(Extracted data entries)
--- Begin ---
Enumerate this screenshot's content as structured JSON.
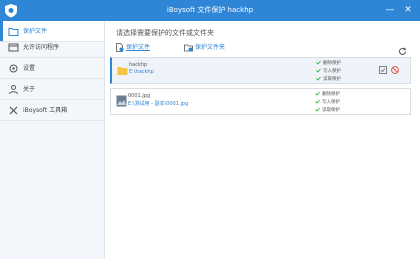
{
  "window": {
    "title": "iBoysoft 文件保护 hackhp",
    "minimize": "—",
    "close": "✕"
  },
  "sidebar": {
    "items": [
      {
        "label": "保护文件",
        "icon": "folder-lock-icon",
        "active": true
      },
      {
        "label": "允许访问程序",
        "icon": "app-window-icon",
        "active": false
      },
      {
        "label": "设置",
        "icon": "gear-icon",
        "active": false
      },
      {
        "label": "关于",
        "icon": "person-icon",
        "active": false
      },
      {
        "label": "iBoysoft 工具箱",
        "icon": "tools-icon",
        "active": false
      }
    ]
  },
  "main": {
    "instruction": "请选择需要保护的文件或文件夹",
    "actions": {
      "protect_file": "保护文件",
      "protect_folder": "保护文件夹"
    },
    "rows": [
      {
        "type": "folder",
        "name": "hackhp",
        "path": "E:\\hackhp",
        "perms": [
          "删除保护",
          "写入保护",
          "读取保护"
        ]
      },
      {
        "type": "image",
        "name": "0001.jpg",
        "path": "E:\\测试用 - 副本\\0001.jpg",
        "perms": [
          "删除保护",
          "写入保护",
          "读取保护"
        ]
      }
    ]
  },
  "colors": {
    "accent": "#2f85d6",
    "check": "#2fae44",
    "remove": "#e0452e"
  }
}
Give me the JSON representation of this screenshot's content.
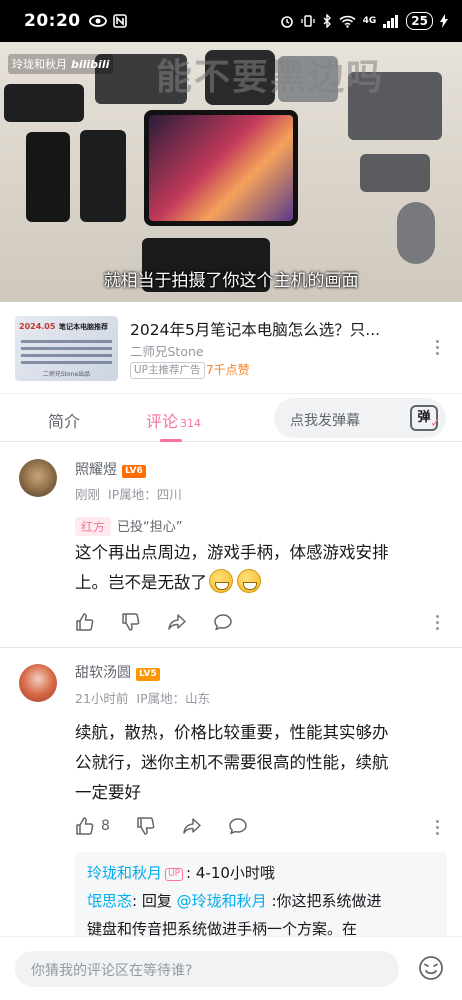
{
  "status_bar": {
    "time": "20:20",
    "network": "4G",
    "battery": "25"
  },
  "video": {
    "uploader_tag": "玲珑和秋月",
    "platform_logo": "bilibili",
    "watermark": "能不要黑边吗",
    "subtitle": "就相当于拍摄了你这个主机的画面"
  },
  "promo": {
    "thumb_badge": "2024.05",
    "thumb_title": "笔记本电脑推荐",
    "thumb_footer": "二师兄Stone出品",
    "title": "2024年5月笔记本电脑怎么选？只...",
    "author": "二师兄Stone",
    "ad_label": "UP主推荐广告",
    "likes": "7千点赞"
  },
  "tabs": {
    "intro": "简介",
    "comments": "评论",
    "comments_count": "314",
    "danmaku_placeholder": "点我发弹幕",
    "danmaku_icon_label": "弹"
  },
  "comments": [
    {
      "user": "照耀煜",
      "level": "LV6",
      "level_color": "#ff6c00",
      "time": "刚刚",
      "ip": "IP属地：四川",
      "vote_side": "红方",
      "vote_text": "已投“担心”",
      "text_line1": "这个再出点周边，游戏手柄，体感游戏安排",
      "text_line2": "上。岂不是无敌了",
      "likes": ""
    },
    {
      "user": "甜软汤圆",
      "level": "LV5",
      "level_color": "#ff9500",
      "time": "21小时前",
      "ip": "IP属地：山东",
      "text_line1": "续航，散热，价格比较重要，性能其实够办",
      "text_line2": "公就行，迷你主机不需要很高的性能，续航",
      "text_line3": "一定要好",
      "likes": "8"
    }
  ],
  "replies": [
    {
      "user": "玲珑和秋月",
      "badge": "UP",
      "text": "4-10小时哦"
    },
    {
      "user": "氓思忞",
      "reply_prefix": "回复",
      "mention": "@玲珑和秋月",
      "text": ":你这把系统做进",
      "text2": "键盘和传音把系统做进手柄一个方案。在"
    }
  ],
  "bottom_bar": {
    "placeholder": "你猜我的评论区在等待谁?"
  }
}
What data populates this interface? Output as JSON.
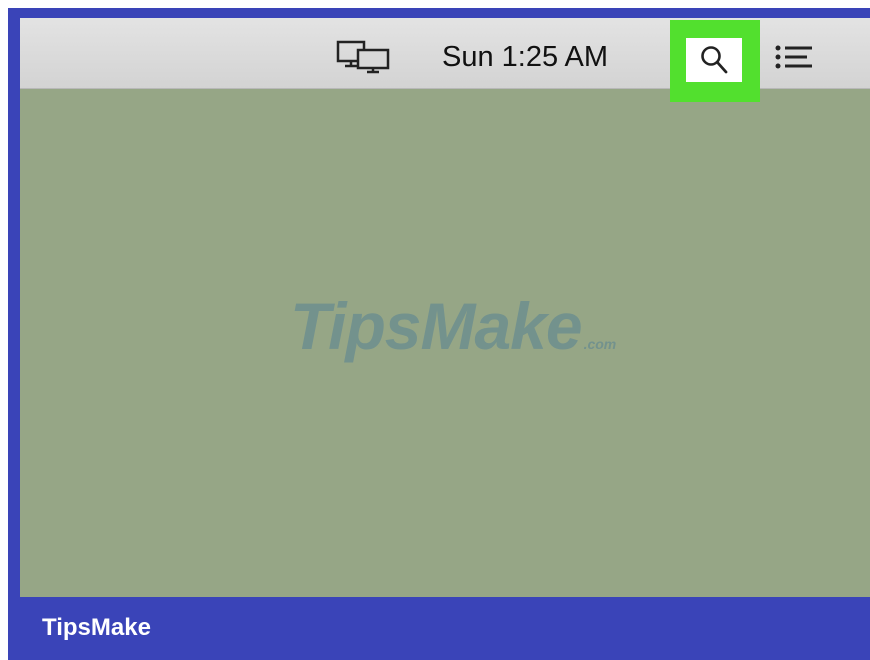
{
  "menubar": {
    "airplay_icon": "airplay-display-icon",
    "clock": "Sun 1:25 AM",
    "search_icon": "spotlight-search-icon",
    "list_icon": "notification-center-icon"
  },
  "desktop": {
    "watermark_main": "TipsMake",
    "watermark_suffix": ".com"
  },
  "footer": {
    "brand": "TipsMake"
  },
  "colors": {
    "frame": "#3a44b8",
    "desktop": "#96a686",
    "highlight": "#52e02e",
    "menubar": "#d9d9d9"
  }
}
--- End ---
## Exercise objective
Go through the material above and print all of it exactly, except the pictures.

## Exercise output
Enumerate this screenshot's content as structured JSON.
{
  "window": {
    "title": "iBoysoft 文件保护 hackhp",
    "minimize": "—",
    "close": "✕"
  },
  "sidebar": {
    "items": [
      {
        "label": "保护文件",
        "icon": "folder-lock-icon",
        "active": true
      },
      {
        "label": "允许访问程序",
        "icon": "app-window-icon",
        "active": false
      },
      {
        "label": "设置",
        "icon": "gear-icon",
        "active": false
      },
      {
        "label": "关于",
        "icon": "person-icon",
        "active": false
      },
      {
        "label": "iBoysoft 工具箱",
        "icon": "tools-icon",
        "active": false
      }
    ]
  },
  "main": {
    "instruction": "请选择需要保护的文件或文件夹",
    "actions": {
      "protect_file": "保护文件",
      "protect_folder": "保护文件夹"
    },
    "rows": [
      {
        "type": "folder",
        "name": "hackhp",
        "path": "E:\\hackhp",
        "perms": [
          "删除保护",
          "写入保护",
          "读取保护"
        ]
      },
      {
        "type": "image",
        "name": "0001.jpg",
        "path": "E:\\测试用 - 副本\\0001.jpg",
        "perms": [
          "删除保护",
          "写入保护",
          "读取保护"
        ]
      }
    ]
  },
  "colors": {
    "accent": "#2f85d6",
    "check": "#2fae44",
    "remove": "#e0452e"
  }
}
Give me the JSON representation of this screenshot's content.
{
  "status_bar": {
    "time": "20:20",
    "network": "4G",
    "battery": "25"
  },
  "video": {
    "uploader_tag": "玲珑和秋月",
    "platform_logo": "bilibili",
    "watermark": "能不要黑边吗",
    "subtitle": "就相当于拍摄了你这个主机的画面"
  },
  "promo": {
    "thumb_badge": "2024.05",
    "thumb_title": "笔记本电脑推荐",
    "thumb_footer": "二师兄Stone出品",
    "title": "2024年5月笔记本电脑怎么选？只...",
    "author": "二师兄Stone",
    "ad_label": "UP主推荐广告",
    "likes": "7千点赞"
  },
  "tabs": {
    "intro": "简介",
    "comments": "评论",
    "comments_count": "314",
    "danmaku_placeholder": "点我发弹幕",
    "danmaku_icon_label": "弹"
  },
  "comments": [
    {
      "user": "照耀煜",
      "level": "LV6",
      "level_color": "#ff6c00",
      "time": "刚刚",
      "ip": "IP属地：四川",
      "vote_side": "红方",
      "vote_text": "已投“担心”",
      "text_line1": "这个再出点周边，游戏手柄，体感游戏安排",
      "text_line2": "上。岂不是无敌了",
      "likes": ""
    },
    {
      "user": "甜软汤圆",
      "level": "LV5",
      "level_color": "#ff9500",
      "time": "21小时前",
      "ip": "IP属地：山东",
      "text_line1": "续航，散热，价格比较重要，性能其实够办",
      "text_line2": "公就行，迷你主机不需要很高的性能，续航",
      "text_line3": "一定要好",
      "likes": "8"
    }
  ],
  "replies": [
    {
      "user": "玲珑和秋月",
      "badge": "UP",
      "text": "4-10小时哦"
    },
    {
      "user": "氓思忞",
      "reply_prefix": "回复",
      "mention": "@玲珑和秋月",
      "text": ":你这把系统做进",
      "text2": "键盘和传音把系统做进手柄一个方案。在"
    }
  ],
  "bottom_bar": {
    "placeholder": "你猜我的评论区在等待谁?"
  }
}
What data populates this interface? Output as JSON.
{
  "menubar": {
    "airplay_icon": "airplay-display-icon",
    "clock": "Sun 1:25 AM",
    "search_icon": "spotlight-search-icon",
    "list_icon": "notification-center-icon"
  },
  "desktop": {
    "watermark_main": "TipsMake",
    "watermark_suffix": ".com"
  },
  "footer": {
    "brand": "TipsMake"
  },
  "colors": {
    "frame": "#3a44b8",
    "desktop": "#96a686",
    "highlight": "#52e02e",
    "menubar": "#d9d9d9"
  }
}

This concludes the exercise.